Given instruction =
Figure out how many lines of the material below contain the word "object". Answer with the number only.
START Input for this task
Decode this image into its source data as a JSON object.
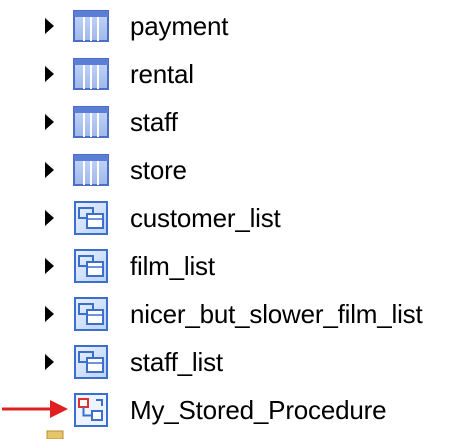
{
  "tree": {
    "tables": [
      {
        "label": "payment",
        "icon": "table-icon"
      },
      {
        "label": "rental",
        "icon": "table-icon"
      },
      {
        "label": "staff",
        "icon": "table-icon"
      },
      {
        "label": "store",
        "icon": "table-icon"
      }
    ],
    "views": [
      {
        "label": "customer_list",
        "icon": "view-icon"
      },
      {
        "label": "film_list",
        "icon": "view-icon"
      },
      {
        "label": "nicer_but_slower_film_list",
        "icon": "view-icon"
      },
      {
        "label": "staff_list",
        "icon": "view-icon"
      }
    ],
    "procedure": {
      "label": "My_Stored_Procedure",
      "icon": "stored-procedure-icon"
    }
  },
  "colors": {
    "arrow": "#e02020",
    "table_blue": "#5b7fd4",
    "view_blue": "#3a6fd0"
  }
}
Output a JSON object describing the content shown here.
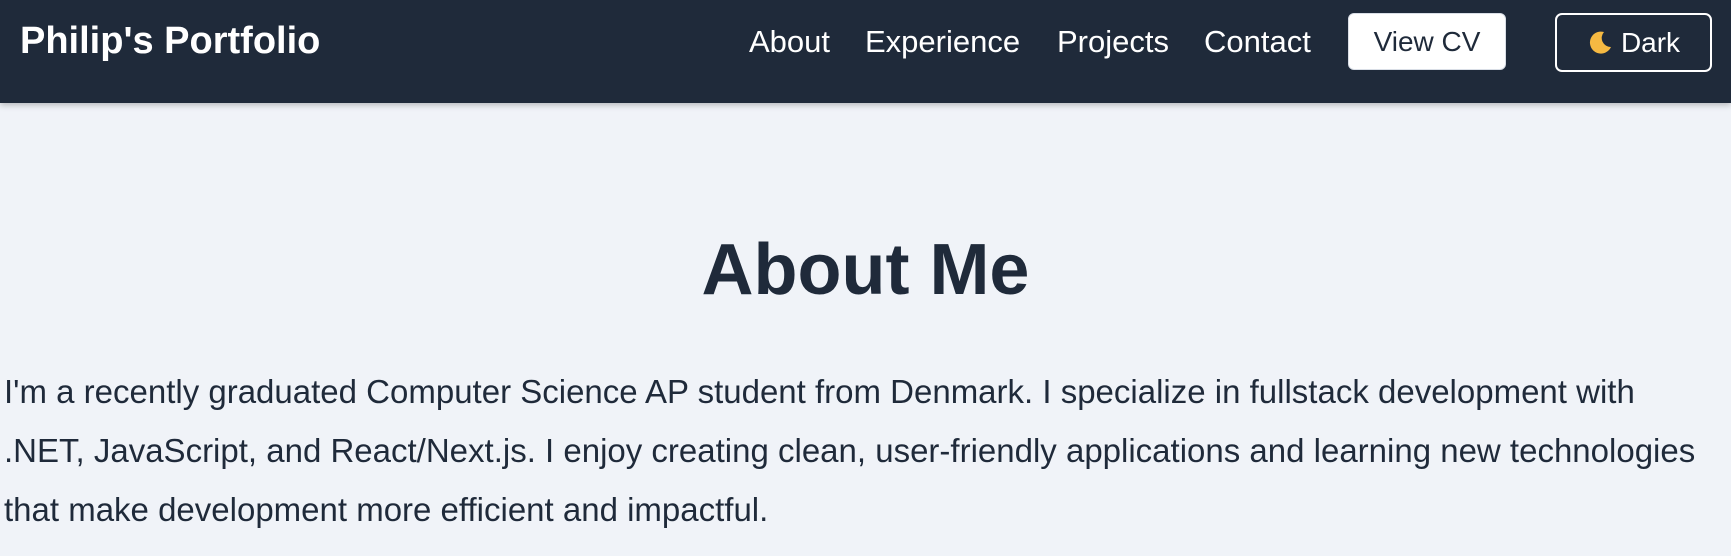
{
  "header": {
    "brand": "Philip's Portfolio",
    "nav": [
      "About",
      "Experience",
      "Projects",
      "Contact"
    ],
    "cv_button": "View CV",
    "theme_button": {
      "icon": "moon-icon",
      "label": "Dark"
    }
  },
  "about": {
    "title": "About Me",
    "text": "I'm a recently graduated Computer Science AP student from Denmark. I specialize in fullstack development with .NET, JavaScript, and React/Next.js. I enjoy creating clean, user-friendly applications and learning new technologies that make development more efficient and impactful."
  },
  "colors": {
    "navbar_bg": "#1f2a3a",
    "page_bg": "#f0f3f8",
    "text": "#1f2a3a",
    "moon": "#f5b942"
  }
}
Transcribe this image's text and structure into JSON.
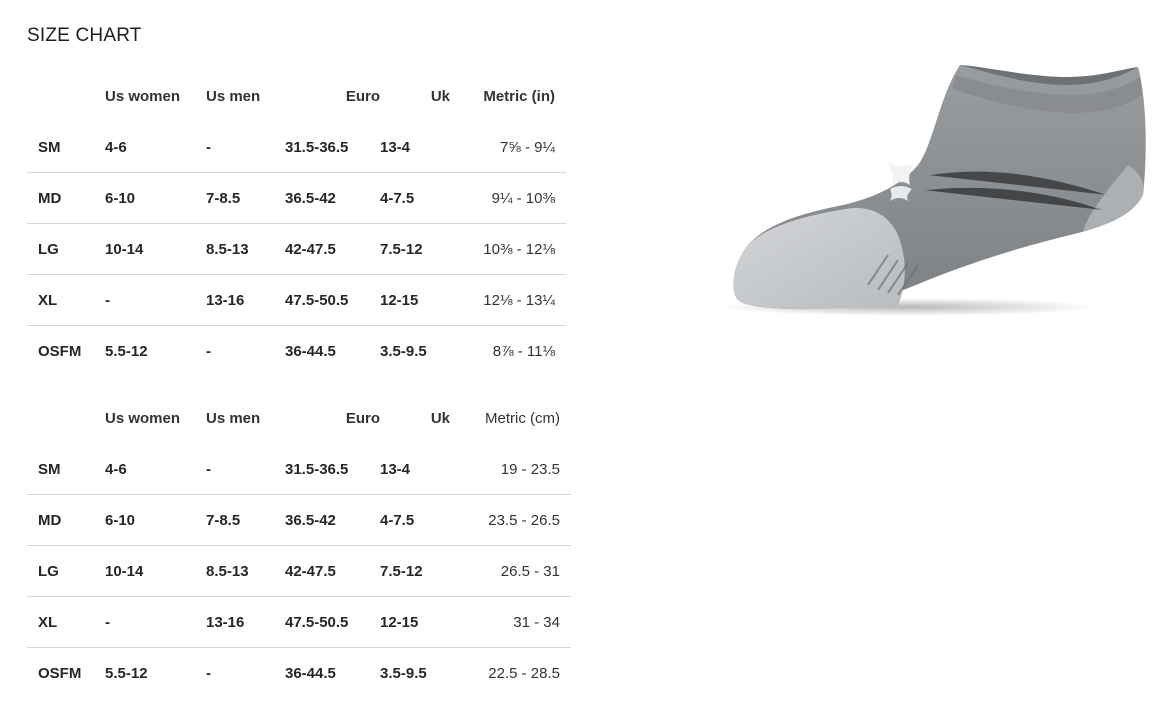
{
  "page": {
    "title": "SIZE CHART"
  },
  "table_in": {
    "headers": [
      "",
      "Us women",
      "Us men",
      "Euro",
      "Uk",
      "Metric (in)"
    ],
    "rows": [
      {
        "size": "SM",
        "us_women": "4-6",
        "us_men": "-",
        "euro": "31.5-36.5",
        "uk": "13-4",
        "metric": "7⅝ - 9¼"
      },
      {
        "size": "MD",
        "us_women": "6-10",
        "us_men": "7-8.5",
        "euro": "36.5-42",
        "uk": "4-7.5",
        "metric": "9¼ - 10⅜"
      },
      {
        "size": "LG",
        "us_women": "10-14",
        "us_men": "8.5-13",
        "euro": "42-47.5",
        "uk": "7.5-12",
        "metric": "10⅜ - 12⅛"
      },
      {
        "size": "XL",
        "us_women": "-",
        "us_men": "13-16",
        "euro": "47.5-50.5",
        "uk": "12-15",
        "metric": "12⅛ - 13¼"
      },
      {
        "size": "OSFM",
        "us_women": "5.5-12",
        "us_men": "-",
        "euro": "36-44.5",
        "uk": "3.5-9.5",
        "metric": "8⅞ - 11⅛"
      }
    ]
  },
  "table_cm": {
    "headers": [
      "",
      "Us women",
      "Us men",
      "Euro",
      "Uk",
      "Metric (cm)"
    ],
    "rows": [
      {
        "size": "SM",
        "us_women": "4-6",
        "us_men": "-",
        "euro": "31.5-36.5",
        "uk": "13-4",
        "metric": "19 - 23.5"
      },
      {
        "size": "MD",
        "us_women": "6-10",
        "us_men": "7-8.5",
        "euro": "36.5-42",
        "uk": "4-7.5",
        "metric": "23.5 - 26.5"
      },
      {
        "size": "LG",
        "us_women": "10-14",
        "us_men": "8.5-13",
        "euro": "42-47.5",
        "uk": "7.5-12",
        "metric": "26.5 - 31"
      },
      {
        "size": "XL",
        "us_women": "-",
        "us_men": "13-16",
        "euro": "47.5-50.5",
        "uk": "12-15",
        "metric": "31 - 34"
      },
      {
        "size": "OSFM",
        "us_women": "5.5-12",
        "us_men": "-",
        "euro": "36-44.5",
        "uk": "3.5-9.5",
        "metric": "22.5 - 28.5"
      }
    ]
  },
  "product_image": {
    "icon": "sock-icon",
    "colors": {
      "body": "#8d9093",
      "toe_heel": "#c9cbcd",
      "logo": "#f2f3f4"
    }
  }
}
END Input for this task
Full answer =
2